■ TASK DATA:
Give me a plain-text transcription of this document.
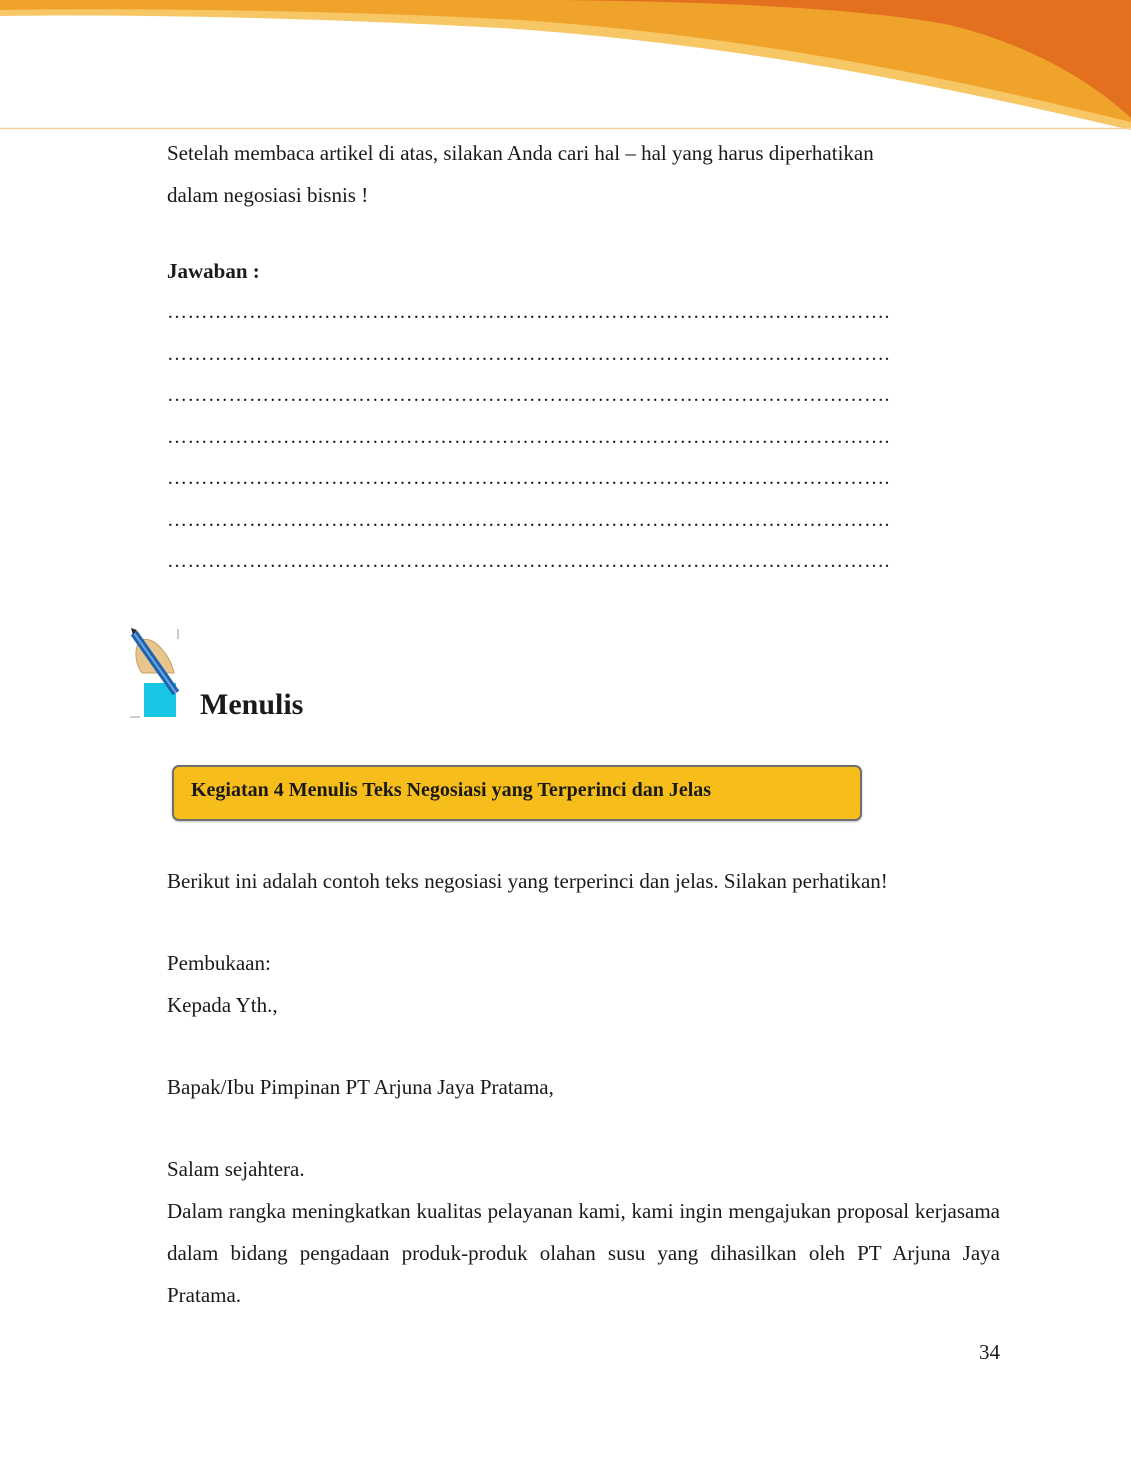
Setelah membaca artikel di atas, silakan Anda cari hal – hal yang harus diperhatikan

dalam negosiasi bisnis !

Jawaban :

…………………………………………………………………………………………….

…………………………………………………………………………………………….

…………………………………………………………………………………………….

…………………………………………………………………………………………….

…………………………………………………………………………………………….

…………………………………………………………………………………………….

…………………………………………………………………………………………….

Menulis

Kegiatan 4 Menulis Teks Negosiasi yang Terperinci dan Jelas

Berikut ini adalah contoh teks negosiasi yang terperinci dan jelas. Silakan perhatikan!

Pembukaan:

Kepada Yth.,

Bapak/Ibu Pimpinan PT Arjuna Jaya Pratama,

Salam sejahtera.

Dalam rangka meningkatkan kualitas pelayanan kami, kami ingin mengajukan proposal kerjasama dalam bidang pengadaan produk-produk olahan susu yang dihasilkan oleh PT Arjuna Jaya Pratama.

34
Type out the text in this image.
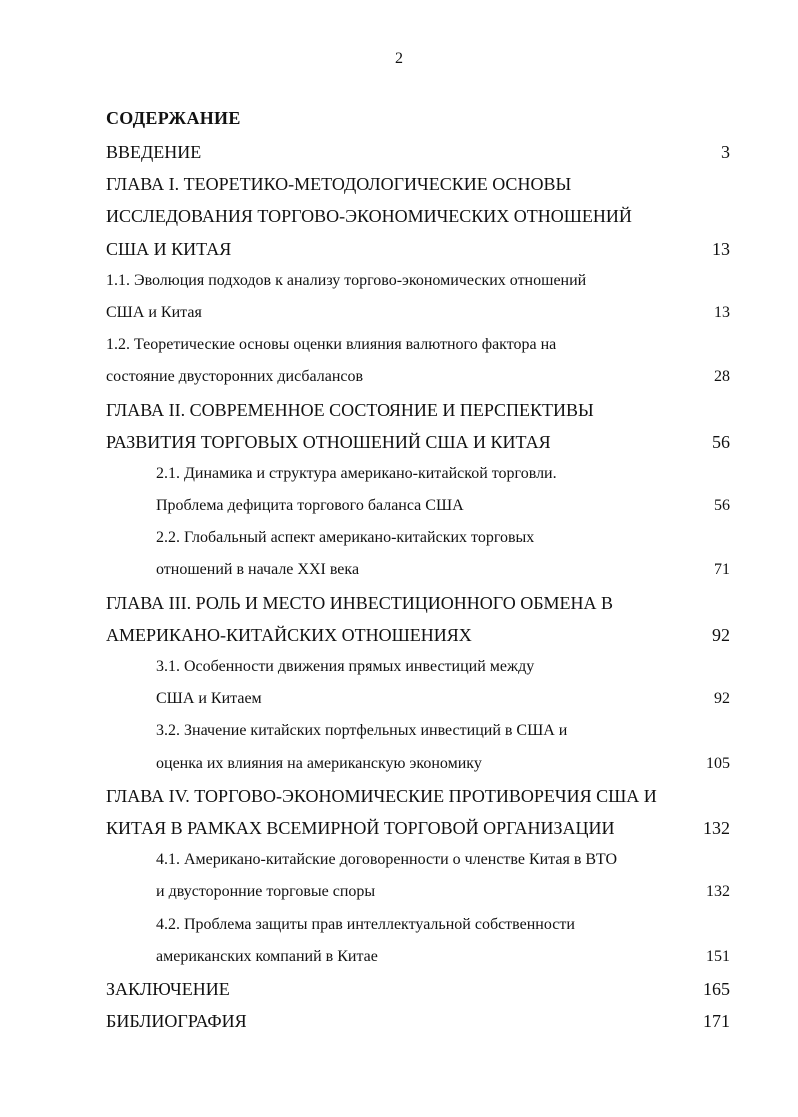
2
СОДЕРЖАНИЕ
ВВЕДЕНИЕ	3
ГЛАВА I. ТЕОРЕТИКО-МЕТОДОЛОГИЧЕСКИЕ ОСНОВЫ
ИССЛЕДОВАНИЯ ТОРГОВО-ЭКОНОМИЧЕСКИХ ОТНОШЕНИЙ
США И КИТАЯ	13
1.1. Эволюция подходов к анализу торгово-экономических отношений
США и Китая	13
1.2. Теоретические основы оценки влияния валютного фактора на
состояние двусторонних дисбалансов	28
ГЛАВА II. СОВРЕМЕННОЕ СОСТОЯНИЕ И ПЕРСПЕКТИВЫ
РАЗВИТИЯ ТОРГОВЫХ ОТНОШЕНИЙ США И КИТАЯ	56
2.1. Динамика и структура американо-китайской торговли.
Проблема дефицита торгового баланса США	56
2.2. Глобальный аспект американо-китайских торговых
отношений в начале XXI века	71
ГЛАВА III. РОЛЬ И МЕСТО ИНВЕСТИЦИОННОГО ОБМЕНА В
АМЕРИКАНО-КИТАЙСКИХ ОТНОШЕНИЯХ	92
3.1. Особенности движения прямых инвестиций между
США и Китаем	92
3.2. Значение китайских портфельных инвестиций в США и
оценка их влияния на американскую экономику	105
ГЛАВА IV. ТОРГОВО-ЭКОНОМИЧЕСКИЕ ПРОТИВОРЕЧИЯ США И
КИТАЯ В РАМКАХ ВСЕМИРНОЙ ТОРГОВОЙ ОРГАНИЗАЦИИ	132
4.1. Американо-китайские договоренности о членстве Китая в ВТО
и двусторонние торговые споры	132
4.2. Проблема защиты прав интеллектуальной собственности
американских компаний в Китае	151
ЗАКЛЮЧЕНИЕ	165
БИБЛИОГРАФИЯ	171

■ YOUR OBJECTIVE:
Repeat the entries exactly. Pictures are excluded from the copy.

■ FULL OUTPUT:
Give me a plain-text transcription of this document.
Setelah membaca artikel di atas, silakan Anda cari hal – hal yang harus diperhatikan

dalam negosiasi bisnis !

Jawaban :

…………………………………………………………………………………………….

…………………………………………………………………………………………….

…………………………………………………………………………………………….

…………………………………………………………………………………………….

…………………………………………………………………………………………….

…………………………………………………………………………………………….

…………………………………………………………………………………………….

Menulis

Kegiatan 4 Menulis Teks Negosiasi yang Terperinci dan Jelas

Berikut ini adalah contoh teks negosiasi yang terperinci dan jelas. Silakan perhatikan!

Pembukaan:

Kepada Yth.,

Bapak/Ibu Pimpinan PT Arjuna Jaya Pratama,

Salam sejahtera.

Dalam rangka meningkatkan kualitas pelayanan kami, kami ingin mengajukan proposal kerjasama dalam bidang pengadaan produk-produk olahan susu yang dihasilkan oleh PT Arjuna Jaya Pratama.

34
Type out the text in this image.
2
СОДЕРЖАНИЕ
ВВЕДЕНИЕ	3
ГЛАВА I. ТЕОРЕТИКО-МЕТОДОЛОГИЧЕСКИЕ ОСНОВЫ
ИССЛЕДОВАНИЯ ТОРГОВО-ЭКОНОМИЧЕСКИХ ОТНОШЕНИЙ
США И КИТАЯ	13
1.1. Эволюция подходов к анализу торгово-экономических отношений
США и Китая	13
1.2. Теоретические основы оценки влияния валютного фактора на
состояние двусторонних дисбалансов	28
ГЛАВА II. СОВРЕМЕННОЕ СОСТОЯНИЕ И ПЕРСПЕКТИВЫ
РАЗВИТИЯ ТОРГОВЫХ ОТНОШЕНИЙ США И КИТАЯ	56
2.1. Динамика и структура американо-китайской торговли.
Проблема дефицита торгового баланса США	56
2.2. Глобальный аспект американо-китайских торговых
отношений в начале XXI века	71
ГЛАВА III. РОЛЬ И МЕСТО ИНВЕСТИЦИОННОГО ОБМЕНА В
АМЕРИКАНО-КИТАЙСКИХ ОТНОШЕНИЯХ	92
3.1. Особенности движения прямых инвестиций между
США и Китаем	92
3.2. Значение китайских портфельных инвестиций в США и
оценка их влияния на американскую экономику	105
ГЛАВА IV. ТОРГОВО-ЭКОНОМИЧЕСКИЕ ПРОТИВОРЕЧИЯ США И
КИТАЯ В РАМКАХ ВСЕМИРНОЙ ТОРГОВОЙ ОРГАНИЗАЦИИ	132
4.1. Американо-китайские договоренности о членстве Китая в ВТО
и двусторонние торговые споры	132
4.2. Проблема защиты прав интеллектуальной собственности
американских компаний в Китае	151
ЗАКЛЮЧЕНИЕ	165
БИБЛИОГРАФИЯ	171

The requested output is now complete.